Problem to work on: Go through the material below and copy all lines with "宁夏日报记者".

(Dataset items)
start

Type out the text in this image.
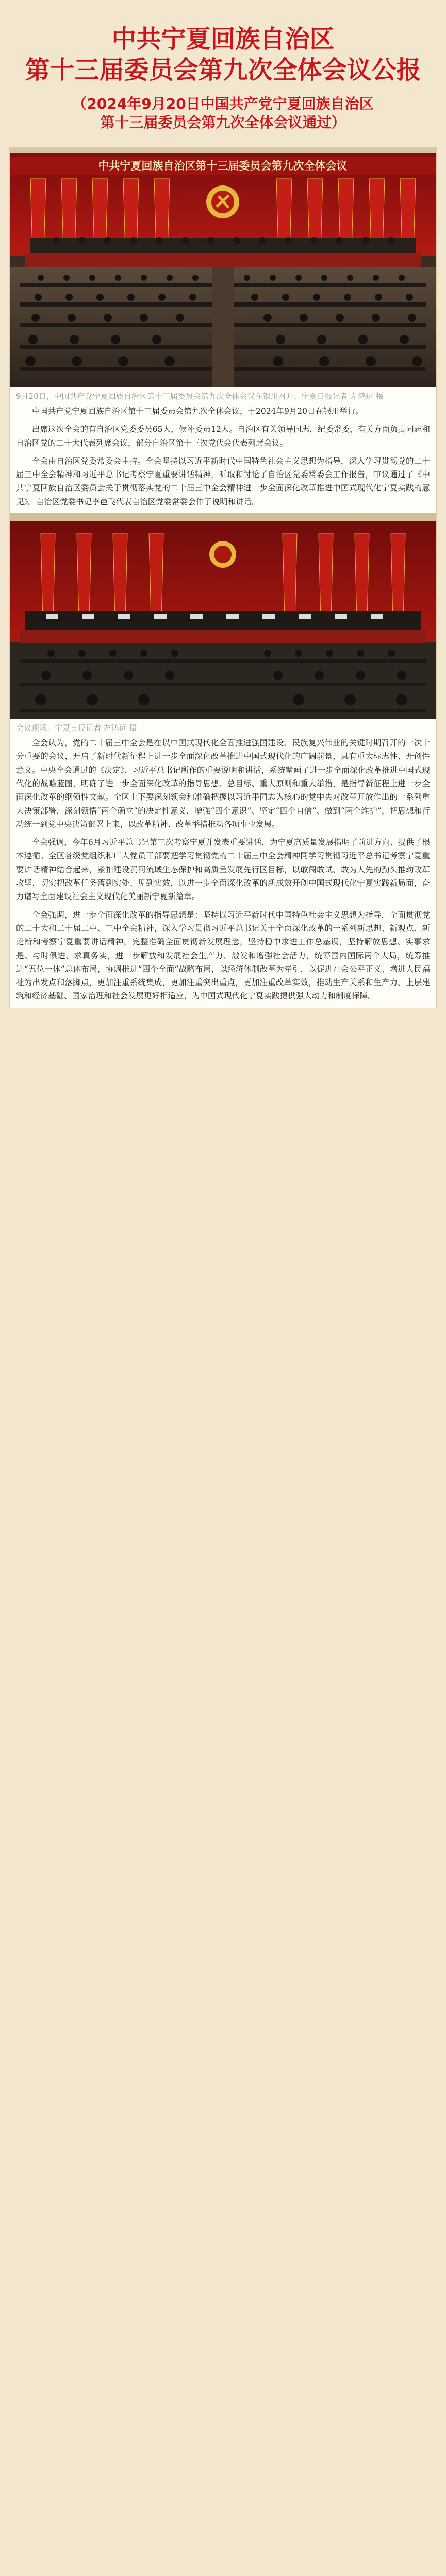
中共宁夏回族自治区
第十三届委员会第九次全体会议公报

（2024年9月20日中国共产党宁夏回族自治区

第十三届委员会第九次全体会议通过）

中共宁夏回族自治区第十三届委员会第九次全体会议
9月20日，中国共产党宁夏回族自治区第十三届委员会第九次全体会议在银川召开。宁夏日报记者 左鸿远 摄

中国共产党宁夏回族自治区第十三届委员会第九次全体会议，于2024年9月20日在银川举行。

出席这次全会的有自治区党委委员65人，候补委员12人。自治区有关领导同志，纪委常委，有关方面负责同志和自治区党的二十大代表列席会议，部分自治区第十三次党代会代表列席会议。

全会由自治区党委常委会主持。全会坚持以习近平新时代中国特色社会主义思想为指导，深入学习贯彻党的二十届三中全会精神和习近平总书记考察宁夏重要讲话精神，听取和讨论了自治区党委常委会工作报告，审议通过了《中共宁夏回族自治区委员会关于贯彻落实党的二十届三中全会精神进一步全面深化改革推进中国式现代化宁夏实践的意见》。自治区党委书记李邑飞代表自治区党委常委会作了说明和讲话。

会议现场。宁夏日报记者 左鸿远 摄

全会认为，党的二十届三中全会是在以中国式现代化全面推进强国建设、民族复兴伟业的关键时期召开的一次十分重要的会议，开启了新时代新征程上进一步全面深化改革推进中国式现代化的广阔前景，具有重大标志性、开创性意义。中央全会通过的《决定》，习近平总书记所作的重要说明和讲话，系统擘画了进一步全面深化改革推进中国式现代化的战略蓝图，明确了进一步全面深化改革的指导思想、总目标、重大原则和重大举措，是指导新征程上进一步全面深化改革的纲领性文献。全区上下要深刻领会和准确把握以习近平同志为核心的党中央对改革开放作出的一系列重大决策部署，深刻领悟“两个确立”的决定性意义，增强“四个意识”、坚定“四个自信”、做到“两个维护”，把思想和行动统一到党中央决策部署上来，以改革精神、改革举措推动各项事业发展。

全会强调，今年6月习近平总书记第三次考察宁夏并发表重要讲话，为宁夏高质量发展指明了前进方向、提供了根本遵循。全区各级党组织和广大党员干部要把学习贯彻党的二十届三中全会精神同学习贯彻习近平总书记考察宁夏重要讲话精神结合起来，紧扣建设黄河流域生态保护和高质量发展先行区目标，以敢闯敢试、敢为人先的劲头推动改革攻坚，切实把改革任务落到实处、见到实效，以进一步全面深化改革的新成效开创中国式现代化宁夏实践新局面，奋力谱写全面建设社会主义现代化美丽新宁夏新篇章。

全会强调，进一步全面深化改革的指导思想是：坚持以习近平新时代中国特色社会主义思想为指导，全面贯彻党的二十大和二十届二中、三中全会精神，深入学习贯彻习近平总书记关于全面深化改革的一系列新思想、新观点、新论断和考察宁夏重要讲话精神，完整准确全面贯彻新发展理念，坚持稳中求进工作总基调，坚持解放思想、实事求是、与时俱进、求真务实，进一步解放和发展社会生产力、激发和增强社会活力，统筹国内国际两个大局，统筹推进“五位一体”总体布局，协调推进“四个全面”战略布局，以经济体制改革为牵引，以促进社会公平正义、增进人民福祉为出发点和落脚点，更加注重系统集成，更加注重突出重点，更加注重改革实效，推动生产关系和生产力、上层建筑和经济基础、国家治理和社会发展更好相适应，为中国式现代化宁夏实践提供强大动力和制度保障。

end

Answer below:
9月20日，中国共产党宁夏回族自治区第十三届委员会第九次全体会议在银川召开。宁夏日报记者 左鸿远 摄
会议现场。宁夏日报记者 左鸿远 摄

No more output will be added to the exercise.